> [Action item]: Which lines below contain the word "prevention"? Copy each one.

> [Material for this task]:
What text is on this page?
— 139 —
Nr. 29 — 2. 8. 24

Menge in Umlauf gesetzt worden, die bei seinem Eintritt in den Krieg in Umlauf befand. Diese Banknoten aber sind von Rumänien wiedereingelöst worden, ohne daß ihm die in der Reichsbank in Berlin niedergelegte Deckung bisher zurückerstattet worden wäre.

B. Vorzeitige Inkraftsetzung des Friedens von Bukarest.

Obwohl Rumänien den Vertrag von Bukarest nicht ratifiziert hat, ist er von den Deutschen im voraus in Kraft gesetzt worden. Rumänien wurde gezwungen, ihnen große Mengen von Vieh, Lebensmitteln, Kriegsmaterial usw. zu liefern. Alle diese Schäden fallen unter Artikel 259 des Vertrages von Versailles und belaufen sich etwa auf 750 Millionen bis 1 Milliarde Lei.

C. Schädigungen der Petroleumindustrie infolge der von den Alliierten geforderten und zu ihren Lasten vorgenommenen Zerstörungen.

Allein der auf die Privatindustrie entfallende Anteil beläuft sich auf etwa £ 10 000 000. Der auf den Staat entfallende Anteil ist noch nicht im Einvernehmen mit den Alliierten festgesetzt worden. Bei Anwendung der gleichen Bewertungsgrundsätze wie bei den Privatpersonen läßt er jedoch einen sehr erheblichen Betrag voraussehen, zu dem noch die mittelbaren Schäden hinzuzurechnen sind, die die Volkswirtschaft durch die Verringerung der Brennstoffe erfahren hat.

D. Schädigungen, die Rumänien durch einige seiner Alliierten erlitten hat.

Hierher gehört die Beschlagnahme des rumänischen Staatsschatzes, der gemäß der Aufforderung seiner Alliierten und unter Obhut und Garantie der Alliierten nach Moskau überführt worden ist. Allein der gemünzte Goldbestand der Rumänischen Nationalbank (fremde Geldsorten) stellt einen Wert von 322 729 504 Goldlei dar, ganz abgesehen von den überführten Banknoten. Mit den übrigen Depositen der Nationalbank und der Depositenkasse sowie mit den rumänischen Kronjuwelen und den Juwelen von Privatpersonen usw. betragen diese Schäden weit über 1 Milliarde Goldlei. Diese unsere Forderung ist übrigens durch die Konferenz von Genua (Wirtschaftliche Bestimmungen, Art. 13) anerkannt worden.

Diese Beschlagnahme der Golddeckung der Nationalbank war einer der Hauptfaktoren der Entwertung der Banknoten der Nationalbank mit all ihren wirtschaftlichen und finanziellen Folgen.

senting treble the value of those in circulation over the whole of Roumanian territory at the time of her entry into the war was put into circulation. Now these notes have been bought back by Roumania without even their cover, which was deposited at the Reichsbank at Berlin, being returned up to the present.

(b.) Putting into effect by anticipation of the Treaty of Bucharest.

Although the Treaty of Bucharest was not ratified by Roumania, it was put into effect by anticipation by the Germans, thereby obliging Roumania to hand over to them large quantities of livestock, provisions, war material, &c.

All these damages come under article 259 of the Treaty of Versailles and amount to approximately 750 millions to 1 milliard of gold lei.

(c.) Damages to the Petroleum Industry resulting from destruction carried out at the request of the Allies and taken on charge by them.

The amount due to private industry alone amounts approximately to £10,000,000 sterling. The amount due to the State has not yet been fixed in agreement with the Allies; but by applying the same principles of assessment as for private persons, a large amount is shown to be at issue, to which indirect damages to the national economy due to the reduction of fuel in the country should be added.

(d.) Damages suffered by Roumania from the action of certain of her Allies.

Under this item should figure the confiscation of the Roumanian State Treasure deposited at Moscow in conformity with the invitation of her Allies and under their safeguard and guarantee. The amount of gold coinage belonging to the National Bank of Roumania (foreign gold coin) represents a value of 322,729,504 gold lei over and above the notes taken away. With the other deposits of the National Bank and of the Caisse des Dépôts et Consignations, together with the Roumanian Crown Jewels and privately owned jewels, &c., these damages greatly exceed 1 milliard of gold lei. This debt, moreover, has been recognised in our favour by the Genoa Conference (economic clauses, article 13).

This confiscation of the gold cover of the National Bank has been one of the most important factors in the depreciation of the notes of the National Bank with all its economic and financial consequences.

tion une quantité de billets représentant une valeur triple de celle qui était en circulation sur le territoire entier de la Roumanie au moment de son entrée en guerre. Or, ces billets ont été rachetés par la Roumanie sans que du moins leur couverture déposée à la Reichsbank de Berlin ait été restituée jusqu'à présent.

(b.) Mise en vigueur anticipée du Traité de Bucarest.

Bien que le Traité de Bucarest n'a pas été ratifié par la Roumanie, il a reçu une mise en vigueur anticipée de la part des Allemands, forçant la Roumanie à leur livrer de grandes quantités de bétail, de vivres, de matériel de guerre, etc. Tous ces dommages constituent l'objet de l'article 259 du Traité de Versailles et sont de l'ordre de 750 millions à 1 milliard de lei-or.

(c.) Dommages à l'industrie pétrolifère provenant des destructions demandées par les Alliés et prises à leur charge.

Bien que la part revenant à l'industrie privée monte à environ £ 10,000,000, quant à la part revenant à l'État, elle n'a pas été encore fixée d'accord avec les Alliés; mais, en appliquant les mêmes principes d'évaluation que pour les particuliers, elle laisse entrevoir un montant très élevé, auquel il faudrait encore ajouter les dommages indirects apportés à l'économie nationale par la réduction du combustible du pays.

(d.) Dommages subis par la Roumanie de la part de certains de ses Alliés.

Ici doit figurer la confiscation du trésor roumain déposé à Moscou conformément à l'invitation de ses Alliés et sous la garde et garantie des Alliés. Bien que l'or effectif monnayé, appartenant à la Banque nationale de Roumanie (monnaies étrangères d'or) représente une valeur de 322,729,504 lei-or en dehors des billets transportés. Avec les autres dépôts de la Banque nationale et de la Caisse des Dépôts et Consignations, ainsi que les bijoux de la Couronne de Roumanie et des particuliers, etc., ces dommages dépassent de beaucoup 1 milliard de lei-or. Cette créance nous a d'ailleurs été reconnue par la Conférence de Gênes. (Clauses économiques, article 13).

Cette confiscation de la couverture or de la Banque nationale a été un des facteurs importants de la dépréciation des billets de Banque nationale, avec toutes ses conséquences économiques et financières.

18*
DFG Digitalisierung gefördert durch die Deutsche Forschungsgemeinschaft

...

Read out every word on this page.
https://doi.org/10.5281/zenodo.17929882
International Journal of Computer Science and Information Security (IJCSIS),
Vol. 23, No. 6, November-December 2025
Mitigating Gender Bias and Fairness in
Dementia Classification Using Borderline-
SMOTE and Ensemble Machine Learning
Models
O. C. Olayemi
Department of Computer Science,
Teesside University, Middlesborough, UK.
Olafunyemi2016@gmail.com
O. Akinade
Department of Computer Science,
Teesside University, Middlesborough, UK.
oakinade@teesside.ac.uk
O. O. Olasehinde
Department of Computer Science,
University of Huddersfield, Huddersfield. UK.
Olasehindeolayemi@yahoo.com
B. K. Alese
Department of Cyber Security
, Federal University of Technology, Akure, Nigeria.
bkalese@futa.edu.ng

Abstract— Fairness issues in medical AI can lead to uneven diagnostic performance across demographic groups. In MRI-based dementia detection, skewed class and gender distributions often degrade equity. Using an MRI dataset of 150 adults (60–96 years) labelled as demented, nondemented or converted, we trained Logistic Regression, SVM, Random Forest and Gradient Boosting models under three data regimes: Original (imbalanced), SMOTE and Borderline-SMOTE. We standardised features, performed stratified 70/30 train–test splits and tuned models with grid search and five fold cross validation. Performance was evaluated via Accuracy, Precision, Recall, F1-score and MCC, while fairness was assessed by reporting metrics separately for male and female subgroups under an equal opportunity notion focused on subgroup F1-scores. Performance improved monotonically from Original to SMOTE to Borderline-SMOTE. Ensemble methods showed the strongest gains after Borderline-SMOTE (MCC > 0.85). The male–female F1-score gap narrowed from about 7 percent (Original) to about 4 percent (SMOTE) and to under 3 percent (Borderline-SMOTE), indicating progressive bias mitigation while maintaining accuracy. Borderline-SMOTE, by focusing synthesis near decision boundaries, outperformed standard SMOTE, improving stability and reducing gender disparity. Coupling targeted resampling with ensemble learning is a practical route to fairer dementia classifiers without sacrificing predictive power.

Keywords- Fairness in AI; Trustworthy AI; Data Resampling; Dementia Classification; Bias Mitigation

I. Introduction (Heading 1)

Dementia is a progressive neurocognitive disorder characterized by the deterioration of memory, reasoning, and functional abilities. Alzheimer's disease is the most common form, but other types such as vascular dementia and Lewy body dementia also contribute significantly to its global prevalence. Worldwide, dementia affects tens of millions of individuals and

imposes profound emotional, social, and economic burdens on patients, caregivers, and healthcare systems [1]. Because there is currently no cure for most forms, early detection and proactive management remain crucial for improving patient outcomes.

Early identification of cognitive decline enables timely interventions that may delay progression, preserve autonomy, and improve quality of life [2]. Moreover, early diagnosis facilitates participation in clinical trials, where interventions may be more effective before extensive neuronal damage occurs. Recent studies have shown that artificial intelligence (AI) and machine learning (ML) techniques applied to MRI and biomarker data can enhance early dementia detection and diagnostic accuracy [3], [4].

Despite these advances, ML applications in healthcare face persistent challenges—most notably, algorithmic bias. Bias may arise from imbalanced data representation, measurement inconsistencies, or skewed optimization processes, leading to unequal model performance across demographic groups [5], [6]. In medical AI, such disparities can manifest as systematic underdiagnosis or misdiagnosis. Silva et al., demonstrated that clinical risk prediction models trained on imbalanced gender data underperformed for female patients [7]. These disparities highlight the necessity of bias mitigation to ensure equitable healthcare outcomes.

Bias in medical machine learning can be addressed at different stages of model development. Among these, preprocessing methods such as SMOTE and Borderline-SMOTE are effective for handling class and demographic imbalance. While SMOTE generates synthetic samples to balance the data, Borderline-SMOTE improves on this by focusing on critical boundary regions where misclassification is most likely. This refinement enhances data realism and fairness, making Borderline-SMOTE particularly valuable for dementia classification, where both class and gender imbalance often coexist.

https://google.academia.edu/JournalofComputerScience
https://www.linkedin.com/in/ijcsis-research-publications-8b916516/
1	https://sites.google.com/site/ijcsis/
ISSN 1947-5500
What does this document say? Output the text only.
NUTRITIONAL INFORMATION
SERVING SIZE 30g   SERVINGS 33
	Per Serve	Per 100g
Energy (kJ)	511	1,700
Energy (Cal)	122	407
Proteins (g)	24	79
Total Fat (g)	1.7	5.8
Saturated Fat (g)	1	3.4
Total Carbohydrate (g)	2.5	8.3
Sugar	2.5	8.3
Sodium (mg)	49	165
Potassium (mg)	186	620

--

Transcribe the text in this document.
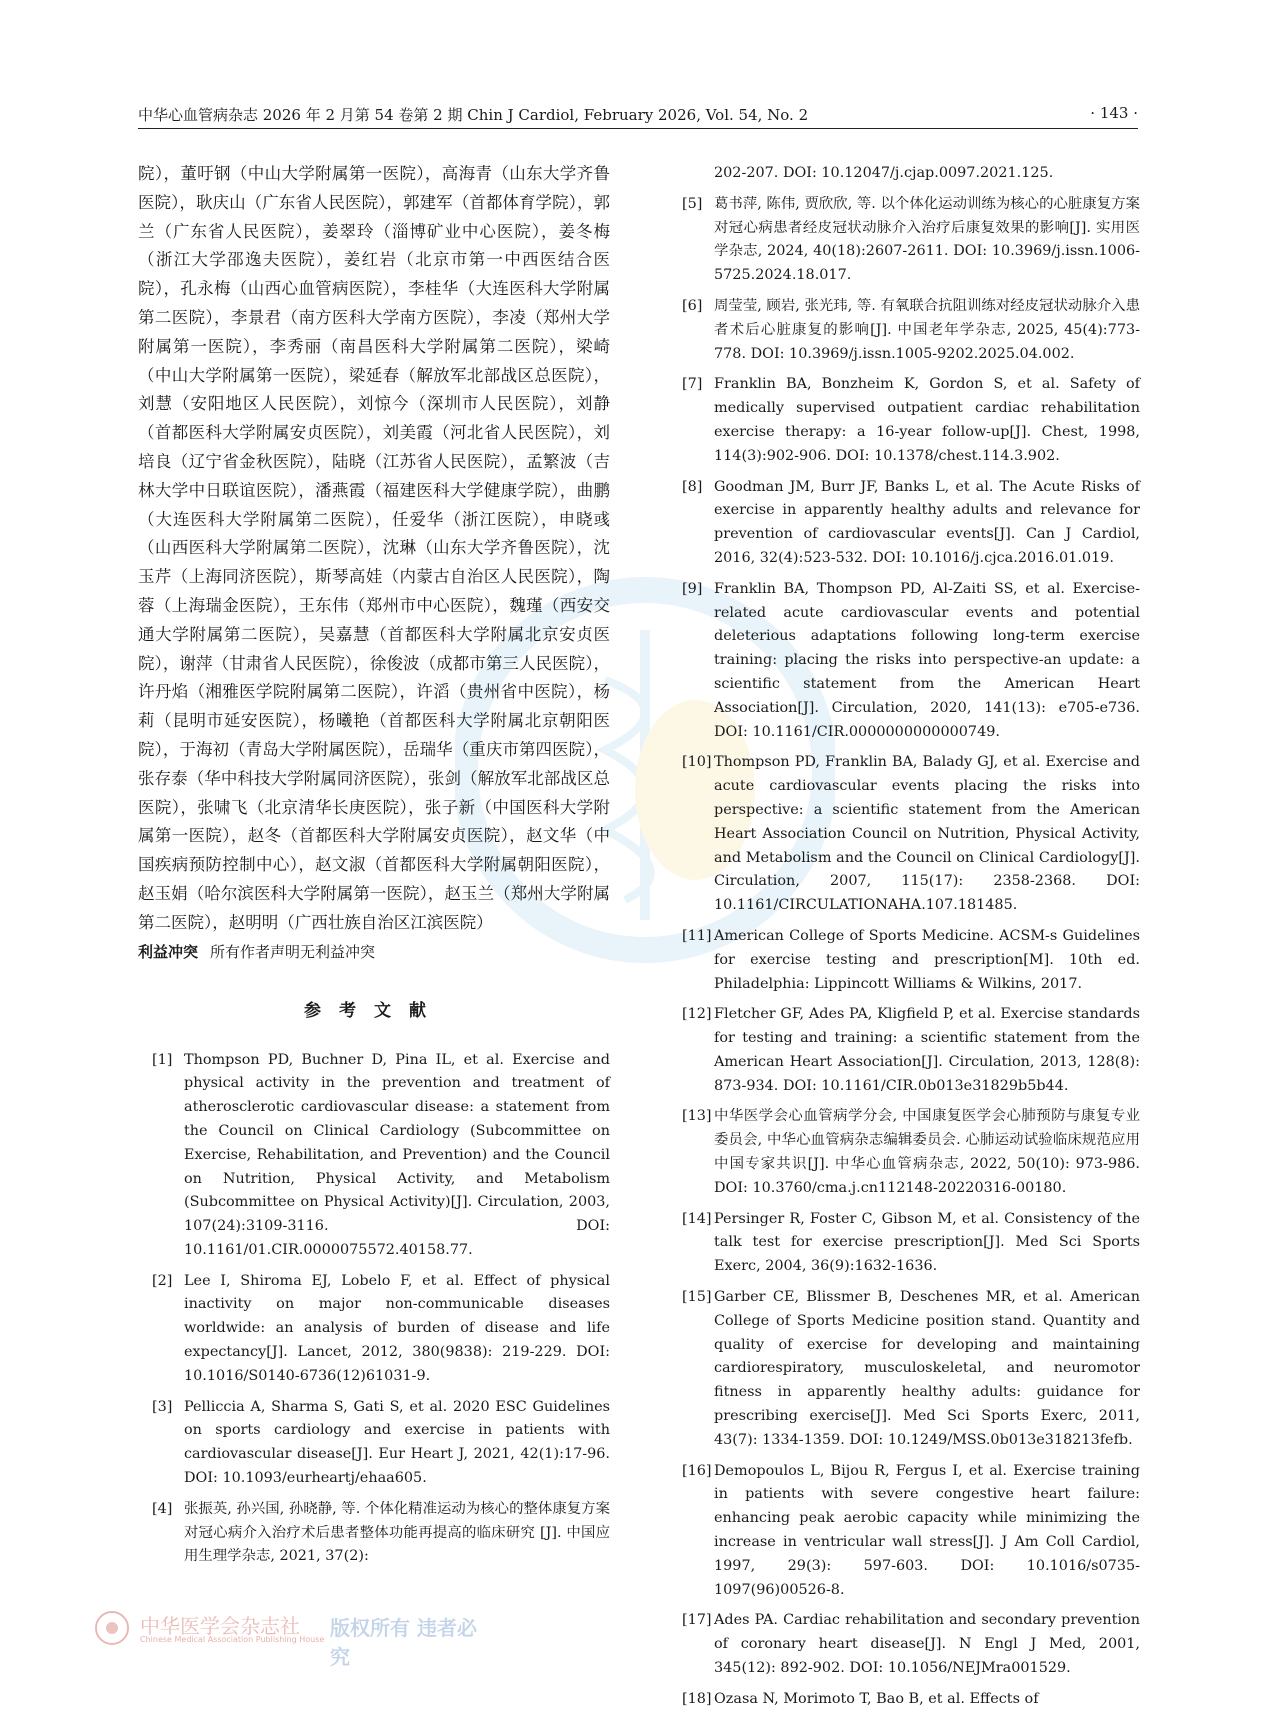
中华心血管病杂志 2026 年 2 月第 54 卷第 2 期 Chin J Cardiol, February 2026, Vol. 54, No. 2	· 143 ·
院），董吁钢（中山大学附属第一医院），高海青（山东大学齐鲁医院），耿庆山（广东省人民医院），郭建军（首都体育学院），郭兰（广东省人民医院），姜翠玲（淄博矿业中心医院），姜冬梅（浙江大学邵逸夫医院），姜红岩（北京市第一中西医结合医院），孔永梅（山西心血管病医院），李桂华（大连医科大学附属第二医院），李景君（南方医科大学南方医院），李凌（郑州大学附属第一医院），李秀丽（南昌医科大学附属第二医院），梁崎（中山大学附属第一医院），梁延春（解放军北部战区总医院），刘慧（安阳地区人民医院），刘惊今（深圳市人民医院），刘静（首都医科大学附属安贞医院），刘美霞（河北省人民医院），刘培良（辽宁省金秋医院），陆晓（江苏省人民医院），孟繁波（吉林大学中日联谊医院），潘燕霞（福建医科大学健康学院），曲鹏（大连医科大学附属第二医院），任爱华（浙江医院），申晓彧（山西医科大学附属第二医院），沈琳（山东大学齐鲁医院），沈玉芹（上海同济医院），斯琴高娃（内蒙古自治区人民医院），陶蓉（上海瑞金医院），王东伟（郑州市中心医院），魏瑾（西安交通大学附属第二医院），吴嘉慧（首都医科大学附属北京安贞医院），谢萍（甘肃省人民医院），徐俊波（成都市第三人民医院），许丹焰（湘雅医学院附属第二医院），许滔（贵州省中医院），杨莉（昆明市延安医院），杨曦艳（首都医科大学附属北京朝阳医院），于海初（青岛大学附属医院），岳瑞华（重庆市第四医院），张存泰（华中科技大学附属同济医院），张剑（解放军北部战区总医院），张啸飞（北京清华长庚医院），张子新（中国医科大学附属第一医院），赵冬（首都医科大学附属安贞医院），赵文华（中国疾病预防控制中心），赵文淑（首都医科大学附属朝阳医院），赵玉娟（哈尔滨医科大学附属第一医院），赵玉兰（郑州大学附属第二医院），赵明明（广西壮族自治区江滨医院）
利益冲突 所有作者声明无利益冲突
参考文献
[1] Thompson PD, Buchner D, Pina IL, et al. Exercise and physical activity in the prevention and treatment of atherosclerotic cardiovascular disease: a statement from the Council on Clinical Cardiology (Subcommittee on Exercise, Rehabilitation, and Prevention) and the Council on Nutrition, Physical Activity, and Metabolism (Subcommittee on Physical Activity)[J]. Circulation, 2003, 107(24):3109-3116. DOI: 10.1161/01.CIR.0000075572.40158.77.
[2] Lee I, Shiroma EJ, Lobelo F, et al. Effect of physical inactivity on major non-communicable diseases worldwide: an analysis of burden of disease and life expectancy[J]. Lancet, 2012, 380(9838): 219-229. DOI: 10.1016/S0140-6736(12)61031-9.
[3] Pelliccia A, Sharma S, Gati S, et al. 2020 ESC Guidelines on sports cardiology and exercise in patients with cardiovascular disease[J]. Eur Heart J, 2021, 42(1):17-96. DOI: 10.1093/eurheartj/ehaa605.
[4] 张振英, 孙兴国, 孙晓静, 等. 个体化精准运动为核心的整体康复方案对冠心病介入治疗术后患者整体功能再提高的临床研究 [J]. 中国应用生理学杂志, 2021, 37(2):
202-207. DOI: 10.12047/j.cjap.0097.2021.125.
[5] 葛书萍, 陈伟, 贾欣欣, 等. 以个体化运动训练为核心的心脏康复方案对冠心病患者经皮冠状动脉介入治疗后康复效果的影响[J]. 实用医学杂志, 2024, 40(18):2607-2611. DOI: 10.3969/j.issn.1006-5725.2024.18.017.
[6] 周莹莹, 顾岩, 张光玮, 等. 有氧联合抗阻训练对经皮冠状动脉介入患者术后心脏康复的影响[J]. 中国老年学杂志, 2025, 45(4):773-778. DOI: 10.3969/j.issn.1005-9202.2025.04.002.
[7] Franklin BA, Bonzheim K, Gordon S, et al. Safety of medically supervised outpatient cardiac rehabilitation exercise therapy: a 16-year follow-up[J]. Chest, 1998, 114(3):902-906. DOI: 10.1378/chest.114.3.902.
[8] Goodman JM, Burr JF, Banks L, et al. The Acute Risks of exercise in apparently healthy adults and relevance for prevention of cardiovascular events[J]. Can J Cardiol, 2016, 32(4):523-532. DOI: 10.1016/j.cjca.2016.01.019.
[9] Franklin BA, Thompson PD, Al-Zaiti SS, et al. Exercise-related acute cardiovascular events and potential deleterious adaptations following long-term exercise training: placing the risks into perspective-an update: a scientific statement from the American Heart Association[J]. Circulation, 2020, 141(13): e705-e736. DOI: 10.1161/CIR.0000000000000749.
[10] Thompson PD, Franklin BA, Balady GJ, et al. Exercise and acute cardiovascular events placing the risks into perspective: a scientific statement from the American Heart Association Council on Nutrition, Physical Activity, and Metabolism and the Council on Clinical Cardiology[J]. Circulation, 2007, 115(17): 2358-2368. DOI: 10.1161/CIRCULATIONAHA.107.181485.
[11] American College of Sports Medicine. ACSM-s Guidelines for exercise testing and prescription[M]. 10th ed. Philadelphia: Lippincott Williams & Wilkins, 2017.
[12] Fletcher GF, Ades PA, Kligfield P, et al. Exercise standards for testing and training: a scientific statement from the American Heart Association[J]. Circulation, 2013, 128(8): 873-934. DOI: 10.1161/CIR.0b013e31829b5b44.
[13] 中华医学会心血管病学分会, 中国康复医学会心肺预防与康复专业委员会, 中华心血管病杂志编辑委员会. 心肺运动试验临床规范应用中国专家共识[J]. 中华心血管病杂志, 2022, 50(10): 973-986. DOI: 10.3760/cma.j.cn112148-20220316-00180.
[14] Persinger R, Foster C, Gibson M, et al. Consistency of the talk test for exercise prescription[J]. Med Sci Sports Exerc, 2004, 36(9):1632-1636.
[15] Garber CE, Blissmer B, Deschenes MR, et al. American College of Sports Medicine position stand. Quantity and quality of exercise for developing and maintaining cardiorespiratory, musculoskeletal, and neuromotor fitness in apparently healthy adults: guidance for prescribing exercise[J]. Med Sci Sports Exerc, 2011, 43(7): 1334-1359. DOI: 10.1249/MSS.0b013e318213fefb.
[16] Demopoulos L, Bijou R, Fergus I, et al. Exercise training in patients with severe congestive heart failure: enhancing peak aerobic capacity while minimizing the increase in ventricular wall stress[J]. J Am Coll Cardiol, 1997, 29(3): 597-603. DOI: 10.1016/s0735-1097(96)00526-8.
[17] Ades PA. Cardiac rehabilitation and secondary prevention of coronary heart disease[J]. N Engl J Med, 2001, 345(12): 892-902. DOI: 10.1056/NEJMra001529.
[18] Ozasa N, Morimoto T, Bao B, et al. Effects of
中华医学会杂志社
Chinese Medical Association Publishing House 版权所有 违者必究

> [Answer section]:
[1] Thompson PD, Buchner D, Pina IL, et al. Exercise and physical activity in the prevention and treatment of atherosclerotic cardiovascular disease: a statement from the Council on Clinical Cardiology (Subcommittee on Exercise, Rehabilitation, and Prevention) and the Council on Nutrition, Physical Activity, and Metabolism (Subcommittee on Physical Activity)[J]. Circulation, 2003, 107(24):3109-3116. DOI: 10.1161/01.CIR.0000075572.40158.77.
[8] Goodman JM, Burr JF, Banks L, et al. The Acute Risks of exercise in apparently healthy adults and relevance for prevention of cardiovascular events[J]. Can J Cardiol, 2016, 32(4):523-532. DOI: 10.1016/j.cjca.2016.01.019.
[17] Ades PA. Cardiac rehabilitation and secondary prevention of coronary heart disease[J]. N Engl J Med, 2001, 345(12): 892-902. DOI: 10.1056/NEJMra001529.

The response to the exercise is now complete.